Exercise instructions:
Exactly as they appear, output all of the entries.

[START Listing]

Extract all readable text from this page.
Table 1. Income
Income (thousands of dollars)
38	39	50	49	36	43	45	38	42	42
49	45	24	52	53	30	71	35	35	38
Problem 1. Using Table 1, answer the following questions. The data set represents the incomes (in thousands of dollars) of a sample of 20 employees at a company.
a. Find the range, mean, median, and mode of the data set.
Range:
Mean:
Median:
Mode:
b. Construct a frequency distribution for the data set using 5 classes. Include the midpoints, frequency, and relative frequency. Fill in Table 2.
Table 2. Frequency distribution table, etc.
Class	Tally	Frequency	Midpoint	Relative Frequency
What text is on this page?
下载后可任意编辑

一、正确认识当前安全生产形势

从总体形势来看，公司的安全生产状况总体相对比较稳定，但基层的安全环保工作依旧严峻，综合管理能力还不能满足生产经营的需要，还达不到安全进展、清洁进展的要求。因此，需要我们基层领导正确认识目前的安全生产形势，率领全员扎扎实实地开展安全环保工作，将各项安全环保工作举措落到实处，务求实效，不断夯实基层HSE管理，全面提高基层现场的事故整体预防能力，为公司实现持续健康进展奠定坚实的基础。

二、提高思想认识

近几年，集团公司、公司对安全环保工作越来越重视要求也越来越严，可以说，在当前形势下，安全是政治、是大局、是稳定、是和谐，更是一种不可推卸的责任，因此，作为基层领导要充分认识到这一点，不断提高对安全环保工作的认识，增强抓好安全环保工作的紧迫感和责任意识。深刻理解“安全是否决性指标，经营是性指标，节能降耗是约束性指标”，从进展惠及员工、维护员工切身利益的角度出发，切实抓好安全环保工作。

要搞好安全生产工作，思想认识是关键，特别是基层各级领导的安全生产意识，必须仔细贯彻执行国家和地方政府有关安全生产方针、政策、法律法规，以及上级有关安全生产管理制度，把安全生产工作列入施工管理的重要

[END Listing]

Result below:
Extract all readable text from this page.
Table 1. Income
Income (thousands of dollars)
38	39	50	49	36	43	45	38	42	42
49	45	24	52	53	30	71	35	35	38
Problem 1. Using Table 1, answer the following questions. The data set represents the incomes (in thousands of dollars) of a sample of 20 employees at a company.
a. Find the range, mean, median, and mode of the data set.
Range:
Mean:
Median:
Mode:
b. Construct a frequency distribution for the data set using 5 classes. Include the midpoints, frequency, and relative frequency. Fill in Table 2.
Table 2. Frequency distribution table, etc.
Class	Tally	Frequency	Midpoint	Relative Frequency
What text is on this page?
下载后可任意编辑

一、正确认识当前安全生产形势

从总体形势来看，公司的安全生产状况总体相对比较稳定，但基层的安全环保工作依旧严峻，综合管理能力还不能满足生产经营的需要，还达不到安全进展、清洁进展的要求。因此，需要我们基层领导正确认识目前的安全生产形势，率领全员扎扎实实地开展安全环保工作，将各项安全环保工作举措落到实处，务求实效，不断夯实基层HSE管理，全面提高基层现场的事故整体预防能力，为公司实现持续健康进展奠定坚实的基础。

二、提高思想认识

近几年，集团公司、公司对安全环保工作越来越重视要求也越来越严，可以说，在当前形势下，安全是政治、是大局、是稳定、是和谐，更是一种不可推卸的责任，因此，作为基层领导要充分认识到这一点，不断提高对安全环保工作的认识，增强抓好安全环保工作的紧迫感和责任意识。深刻理解“安全是否决性指标，经营是性指标，节能降耗是约束性指标”，从进展惠及员工、维护员工切身利益的角度出发，切实抓好安全环保工作。

要搞好安全生产工作，思想认识是关键，特别是基层各级领导的安全生产意识，必须仔细贯彻执行国家和地方政府有关安全生产方针、政策、法律法规，以及上级有关安全生产管理制度，把安全生产工作列入施工管理的重要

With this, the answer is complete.